Copy every entry word for word, but skip the pictures.

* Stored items
+ + + + + + +
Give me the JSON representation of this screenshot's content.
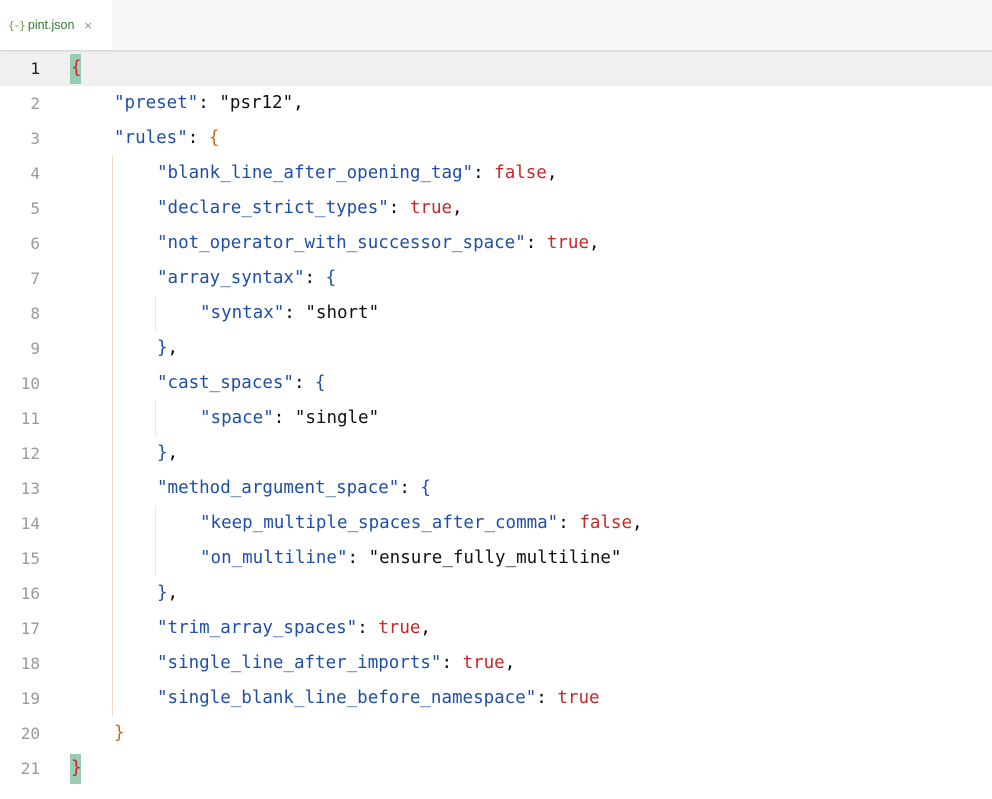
{
  "tab": {
    "icon": "{-}",
    "label": "pint.json",
    "close": "×"
  },
  "editor": {
    "current_line": 1,
    "line_numbers": [
      "1",
      "2",
      "3",
      "4",
      "5",
      "6",
      "7",
      "8",
      "9",
      "10",
      "11",
      "12",
      "13",
      "14",
      "15",
      "16",
      "17",
      "18",
      "19",
      "20",
      "21"
    ],
    "lines": [
      [
        {
          "t": "{",
          "c": "brace-outer"
        }
      ],
      [
        {
          "t": "\"preset\"",
          "c": "key2"
        },
        {
          "t": ": ",
          "c": "punc"
        },
        {
          "t": "\"psr12\"",
          "c": "str-dark"
        },
        {
          "t": ",",
          "c": "punc"
        }
      ],
      [
        {
          "t": "\"rules\"",
          "c": "key2"
        },
        {
          "t": ": ",
          "c": "punc"
        },
        {
          "t": "{",
          "c": "brace-rules"
        }
      ],
      [
        {
          "t": "\"blank_line_after_opening_tag\"",
          "c": "key2"
        },
        {
          "t": ": ",
          "c": "punc"
        },
        {
          "t": "false",
          "c": "bool"
        },
        {
          "t": ",",
          "c": "punc"
        }
      ],
      [
        {
          "t": "\"declare_strict_types\"",
          "c": "key2"
        },
        {
          "t": ": ",
          "c": "punc"
        },
        {
          "t": "true",
          "c": "bool"
        },
        {
          "t": ",",
          "c": "punc"
        }
      ],
      [
        {
          "t": "\"not_operator_with_successor_space\"",
          "c": "key2"
        },
        {
          "t": ": ",
          "c": "punc"
        },
        {
          "t": "true",
          "c": "bool"
        },
        {
          "t": ",",
          "c": "punc"
        }
      ],
      [
        {
          "t": "\"array_syntax\"",
          "c": "key2"
        },
        {
          "t": ": ",
          "c": "punc"
        },
        {
          "t": "{",
          "c": "brace-inner"
        }
      ],
      [
        {
          "t": "\"syntax\"",
          "c": "key2"
        },
        {
          "t": ": ",
          "c": "punc"
        },
        {
          "t": "\"short\"",
          "c": "str-dark"
        }
      ],
      [
        {
          "t": "}",
          "c": "brace-inner"
        },
        {
          "t": ",",
          "c": "punc"
        }
      ],
      [
        {
          "t": "\"cast_spaces\"",
          "c": "key2"
        },
        {
          "t": ": ",
          "c": "punc"
        },
        {
          "t": "{",
          "c": "brace-inner"
        }
      ],
      [
        {
          "t": "\"space\"",
          "c": "key2"
        },
        {
          "t": ": ",
          "c": "punc"
        },
        {
          "t": "\"single\"",
          "c": "str-dark"
        }
      ],
      [
        {
          "t": "}",
          "c": "brace-inner"
        },
        {
          "t": ",",
          "c": "punc"
        }
      ],
      [
        {
          "t": "\"method_argument_space\"",
          "c": "key2"
        },
        {
          "t": ": ",
          "c": "punc"
        },
        {
          "t": "{",
          "c": "brace-inner"
        }
      ],
      [
        {
          "t": "\"keep_multiple_spaces_after_comma\"",
          "c": "key2"
        },
        {
          "t": ": ",
          "c": "punc"
        },
        {
          "t": "false",
          "c": "bool"
        },
        {
          "t": ",",
          "c": "punc"
        }
      ],
      [
        {
          "t": "\"on_multiline\"",
          "c": "key2"
        },
        {
          "t": ": ",
          "c": "punc"
        },
        {
          "t": "\"ensure_fully_multiline\"",
          "c": "str-dark"
        }
      ],
      [
        {
          "t": "}",
          "c": "brace-inner"
        },
        {
          "t": ",",
          "c": "punc"
        }
      ],
      [
        {
          "t": "\"trim_array_spaces\"",
          "c": "key2"
        },
        {
          "t": ": ",
          "c": "punc"
        },
        {
          "t": "true",
          "c": "bool"
        },
        {
          "t": ",",
          "c": "punc"
        }
      ],
      [
        {
          "t": "\"single_line_after_imports\"",
          "c": "key2"
        },
        {
          "t": ": ",
          "c": "punc"
        },
        {
          "t": "true",
          "c": "bool"
        },
        {
          "t": ",",
          "c": "punc"
        }
      ],
      [
        {
          "t": "\"single_blank_line_before_namespace\"",
          "c": "key2"
        },
        {
          "t": ": ",
          "c": "punc"
        },
        {
          "t": "true",
          "c": "bool"
        }
      ],
      [
        {
          "t": "}",
          "c": "brace-rules"
        }
      ],
      [
        {
          "t": "}",
          "c": "brace-outer"
        }
      ]
    ],
    "indents": [
      0,
      1,
      1,
      2,
      2,
      2,
      2,
      3,
      2,
      2,
      3,
      2,
      2,
      3,
      3,
      2,
      2,
      2,
      2,
      1,
      0
    ]
  }
}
+ + + + + + +
* Exercise result
Give me the JSON representation of this screenshot's content.
{
  "tab": {
    "icon": "{-}",
    "label": "pint.json",
    "close": "×"
  },
  "editor": {
    "current_line": 1,
    "line_numbers": [
      "1",
      "2",
      "3",
      "4",
      "5",
      "6",
      "7",
      "8",
      "9",
      "10",
      "11",
      "12",
      "13",
      "14",
      "15",
      "16",
      "17",
      "18",
      "19",
      "20",
      "21"
    ],
    "lines": [
      [
        {
          "t": "{",
          "c": "brace-outer"
        }
      ],
      [
        {
          "t": "\"preset\"",
          "c": "key2"
        },
        {
          "t": ": ",
          "c": "punc"
        },
        {
          "t": "\"psr12\"",
          "c": "str-dark"
        },
        {
          "t": ",",
          "c": "punc"
        }
      ],
      [
        {
          "t": "\"rules\"",
          "c": "key2"
        },
        {
          "t": ": ",
          "c": "punc"
        },
        {
          "t": "{",
          "c": "brace-rules"
        }
      ],
      [
        {
          "t": "\"blank_line_after_opening_tag\"",
          "c": "key2"
        },
        {
          "t": ": ",
          "c": "punc"
        },
        {
          "t": "false",
          "c": "bool"
        },
        {
          "t": ",",
          "c": "punc"
        }
      ],
      [
        {
          "t": "\"declare_strict_types\"",
          "c": "key2"
        },
        {
          "t": ": ",
          "c": "punc"
        },
        {
          "t": "true",
          "c": "bool"
        },
        {
          "t": ",",
          "c": "punc"
        }
      ],
      [
        {
          "t": "\"not_operator_with_successor_space\"",
          "c": "key2"
        },
        {
          "t": ": ",
          "c": "punc"
        },
        {
          "t": "true",
          "c": "bool"
        },
        {
          "t": ",",
          "c": "punc"
        }
      ],
      [
        {
          "t": "\"array_syntax\"",
          "c": "key2"
        },
        {
          "t": ": ",
          "c": "punc"
        },
        {
          "t": "{",
          "c": "brace-inner"
        }
      ],
      [
        {
          "t": "\"syntax\"",
          "c": "key2"
        },
        {
          "t": ": ",
          "c": "punc"
        },
        {
          "t": "\"short\"",
          "c": "str-dark"
        }
      ],
      [
        {
          "t": "}",
          "c": "brace-inner"
        },
        {
          "t": ",",
          "c": "punc"
        }
      ],
      [
        {
          "t": "\"cast_spaces\"",
          "c": "key2"
        },
        {
          "t": ": ",
          "c": "punc"
        },
        {
          "t": "{",
          "c": "brace-inner"
        }
      ],
      [
        {
          "t": "\"space\"",
          "c": "key2"
        },
        {
          "t": ": ",
          "c": "punc"
        },
        {
          "t": "\"single\"",
          "c": "str-dark"
        }
      ],
      [
        {
          "t": "}",
          "c": "brace-inner"
        },
        {
          "t": ",",
          "c": "punc"
        }
      ],
      [
        {
          "t": "\"method_argument_space\"",
          "c": "key2"
        },
        {
          "t": ": ",
          "c": "punc"
        },
        {
          "t": "{",
          "c": "brace-inner"
        }
      ],
      [
        {
          "t": "\"keep_multiple_spaces_after_comma\"",
          "c": "key2"
        },
        {
          "t": ": ",
          "c": "punc"
        },
        {
          "t": "false",
          "c": "bool"
        },
        {
          "t": ",",
          "c": "punc"
        }
      ],
      [
        {
          "t": "\"on_multiline\"",
          "c": "key2"
        },
        {
          "t": ": ",
          "c": "punc"
        },
        {
          "t": "\"ensure_fully_multiline\"",
          "c": "str-dark"
        }
      ],
      [
        {
          "t": "}",
          "c": "brace-inner"
        },
        {
          "t": ",",
          "c": "punc"
        }
      ],
      [
        {
          "t": "\"trim_array_spaces\"",
          "c": "key2"
        },
        {
          "t": ": ",
          "c": "punc"
        },
        {
          "t": "true",
          "c": "bool"
        },
        {
          "t": ",",
          "c": "punc"
        }
      ],
      [
        {
          "t": "\"single_line_after_imports\"",
          "c": "key2"
        },
        {
          "t": ": ",
          "c": "punc"
        },
        {
          "t": "true",
          "c": "bool"
        },
        {
          "t": ",",
          "c": "punc"
        }
      ],
      [
        {
          "t": "\"single_blank_line_before_namespace\"",
          "c": "key2"
        },
        {
          "t": ": ",
          "c": "punc"
        },
        {
          "t": "true",
          "c": "bool"
        }
      ],
      [
        {
          "t": "}",
          "c": "brace-rules"
        }
      ],
      [
        {
          "t": "}",
          "c": "brace-outer"
        }
      ]
    ],
    "indents": [
      0,
      1,
      1,
      2,
      2,
      2,
      2,
      3,
      2,
      2,
      3,
      2,
      2,
      3,
      3,
      2,
      2,
      2,
      2,
      1,
      0
    ]
  }
}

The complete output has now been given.